• **Data listing**
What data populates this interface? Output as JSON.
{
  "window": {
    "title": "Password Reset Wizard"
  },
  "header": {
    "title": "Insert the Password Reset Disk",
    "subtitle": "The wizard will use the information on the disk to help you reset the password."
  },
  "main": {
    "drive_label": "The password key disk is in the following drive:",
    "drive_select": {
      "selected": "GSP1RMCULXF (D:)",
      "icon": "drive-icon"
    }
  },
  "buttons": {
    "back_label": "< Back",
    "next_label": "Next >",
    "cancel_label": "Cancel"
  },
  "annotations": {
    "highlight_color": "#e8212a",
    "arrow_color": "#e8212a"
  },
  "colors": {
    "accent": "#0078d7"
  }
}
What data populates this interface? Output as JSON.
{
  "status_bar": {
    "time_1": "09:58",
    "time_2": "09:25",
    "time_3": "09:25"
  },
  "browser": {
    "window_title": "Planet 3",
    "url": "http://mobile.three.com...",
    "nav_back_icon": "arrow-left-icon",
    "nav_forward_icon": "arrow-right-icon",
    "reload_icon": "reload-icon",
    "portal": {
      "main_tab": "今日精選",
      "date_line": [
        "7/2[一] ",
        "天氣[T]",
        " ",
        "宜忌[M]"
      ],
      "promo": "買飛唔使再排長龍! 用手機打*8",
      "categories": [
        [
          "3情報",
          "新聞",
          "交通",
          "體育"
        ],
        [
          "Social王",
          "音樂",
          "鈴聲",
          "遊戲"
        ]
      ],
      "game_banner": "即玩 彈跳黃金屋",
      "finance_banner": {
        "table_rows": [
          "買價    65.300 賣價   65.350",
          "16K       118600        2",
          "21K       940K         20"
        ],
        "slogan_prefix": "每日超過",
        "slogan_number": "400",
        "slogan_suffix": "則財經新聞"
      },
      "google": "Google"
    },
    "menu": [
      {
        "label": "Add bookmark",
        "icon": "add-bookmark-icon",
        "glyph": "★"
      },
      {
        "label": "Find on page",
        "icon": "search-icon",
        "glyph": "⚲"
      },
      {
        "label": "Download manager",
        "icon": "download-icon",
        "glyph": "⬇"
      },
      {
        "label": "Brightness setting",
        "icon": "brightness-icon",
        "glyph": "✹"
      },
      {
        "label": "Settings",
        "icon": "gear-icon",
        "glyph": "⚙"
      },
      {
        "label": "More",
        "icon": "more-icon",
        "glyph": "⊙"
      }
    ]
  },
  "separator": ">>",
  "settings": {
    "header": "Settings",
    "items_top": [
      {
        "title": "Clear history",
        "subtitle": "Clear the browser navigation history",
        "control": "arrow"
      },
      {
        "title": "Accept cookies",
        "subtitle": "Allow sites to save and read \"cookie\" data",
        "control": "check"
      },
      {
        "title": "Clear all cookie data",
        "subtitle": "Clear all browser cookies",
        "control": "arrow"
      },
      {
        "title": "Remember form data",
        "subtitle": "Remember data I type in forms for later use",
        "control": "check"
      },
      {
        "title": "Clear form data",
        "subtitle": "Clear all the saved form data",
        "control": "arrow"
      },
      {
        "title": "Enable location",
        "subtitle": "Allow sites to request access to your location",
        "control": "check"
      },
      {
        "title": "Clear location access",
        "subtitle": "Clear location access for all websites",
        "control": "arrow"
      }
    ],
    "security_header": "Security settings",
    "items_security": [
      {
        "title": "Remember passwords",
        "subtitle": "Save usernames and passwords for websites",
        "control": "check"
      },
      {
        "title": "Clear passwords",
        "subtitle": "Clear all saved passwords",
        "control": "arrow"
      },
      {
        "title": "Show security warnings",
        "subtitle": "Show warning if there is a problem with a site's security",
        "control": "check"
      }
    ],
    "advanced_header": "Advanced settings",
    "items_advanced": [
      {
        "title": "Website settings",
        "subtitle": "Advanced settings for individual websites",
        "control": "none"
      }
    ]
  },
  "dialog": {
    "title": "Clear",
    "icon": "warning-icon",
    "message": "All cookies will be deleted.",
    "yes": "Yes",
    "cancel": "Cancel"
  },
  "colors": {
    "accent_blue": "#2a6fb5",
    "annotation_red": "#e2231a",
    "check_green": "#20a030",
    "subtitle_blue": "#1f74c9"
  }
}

• **What you will do**
Give an exact copy of all the data shown above.

• **Task solution**
What data populates this interface? Output as JSON.
{
  "window": {
    "title": "Password Reset Wizard"
  },
  "header": {
    "title": "Insert the Password Reset Disk",
    "subtitle": "The wizard will use the information on the disk to help you reset the password."
  },
  "main": {
    "drive_label": "The password key disk is in the following drive:",
    "drive_select": {
      "selected": "GSP1RMCULXF (D:)",
      "icon": "drive-icon"
    }
  },
  "buttons": {
    "back_label": "< Back",
    "next_label": "Next >",
    "cancel_label": "Cancel"
  },
  "annotations": {
    "highlight_color": "#e8212a",
    "arrow_color": "#e8212a"
  },
  "colors": {
    "accent": "#0078d7"
  }
}
What data populates this interface? Output as JSON.
{
  "status_bar": {
    "time_1": "09:58",
    "time_2": "09:25",
    "time_3": "09:25"
  },
  "browser": {
    "window_title": "Planet 3",
    "url": "http://mobile.three.com...",
    "nav_back_icon": "arrow-left-icon",
    "nav_forward_icon": "arrow-right-icon",
    "reload_icon": "reload-icon",
    "portal": {
      "main_tab": "今日精選",
      "date_line": [
        "7/2[一] ",
        "天氣[T]",
        " ",
        "宜忌[M]"
      ],
      "promo": "買飛唔使再排長龍! 用手機打*8",
      "categories": [
        [
          "3情報",
          "新聞",
          "交通",
          "體育"
        ],
        [
          "Social王",
          "音樂",
          "鈴聲",
          "遊戲"
        ]
      ],
      "game_banner": "即玩 彈跳黃金屋",
      "finance_banner": {
        "table_rows": [
          "買價    65.300 賣價   65.350",
          "16K       118600        2",
          "21K       940K         20"
        ],
        "slogan_prefix": "每日超過",
        "slogan_number": "400",
        "slogan_suffix": "則財經新聞"
      },
      "google": "Google"
    },
    "menu": [
      {
        "label": "Add bookmark",
        "icon": "add-bookmark-icon",
        "glyph": "★"
      },
      {
        "label": "Find on page",
        "icon": "search-icon",
        "glyph": "⚲"
      },
      {
        "label": "Download manager",
        "icon": "download-icon",
        "glyph": "⬇"
      },
      {
        "label": "Brightness setting",
        "icon": "brightness-icon",
        "glyph": "✹"
      },
      {
        "label": "Settings",
        "icon": "gear-icon",
        "glyph": "⚙"
      },
      {
        "label": "More",
        "icon": "more-icon",
        "glyph": "⊙"
      }
    ]
  },
  "separator": ">>",
  "settings": {
    "header": "Settings",
    "items_top": [
      {
        "title": "Clear history",
        "subtitle": "Clear the browser navigation history",
        "control": "arrow"
      },
      {
        "title": "Accept cookies",
        "subtitle": "Allow sites to save and read \"cookie\" data",
        "control": "check"
      },
      {
        "title": "Clear all cookie data",
        "subtitle": "Clear all browser cookies",
        "control": "arrow"
      },
      {
        "title": "Remember form data",
        "subtitle": "Remember data I type in forms for later use",
        "control": "check"
      },
      {
        "title": "Clear form data",
        "subtitle": "Clear all the saved form data",
        "control": "arrow"
      },
      {
        "title": "Enable location",
        "subtitle": "Allow sites to request access to your location",
        "control": "check"
      },
      {
        "title": "Clear location access",
        "subtitle": "Clear location access for all websites",
        "control": "arrow"
      }
    ],
    "security_header": "Security settings",
    "items_security": [
      {
        "title": "Remember passwords",
        "subtitle": "Save usernames and passwords for websites",
        "control": "check"
      },
      {
        "title": "Clear passwords",
        "subtitle": "Clear all saved passwords",
        "control": "arrow"
      },
      {
        "title": "Show security warnings",
        "subtitle": "Show warning if there is a problem with a site's security",
        "control": "check"
      }
    ],
    "advanced_header": "Advanced settings",
    "items_advanced": [
      {
        "title": "Website settings",
        "subtitle": "Advanced settings for individual websites",
        "control": "none"
      }
    ]
  },
  "dialog": {
    "title": "Clear",
    "icon": "warning-icon",
    "message": "All cookies will be deleted.",
    "yes": "Yes",
    "cancel": "Cancel"
  },
  "colors": {
    "accent_blue": "#2a6fb5",
    "annotation_red": "#e2231a",
    "check_green": "#20a030",
    "subtitle_blue": "#1f74c9"
  }
}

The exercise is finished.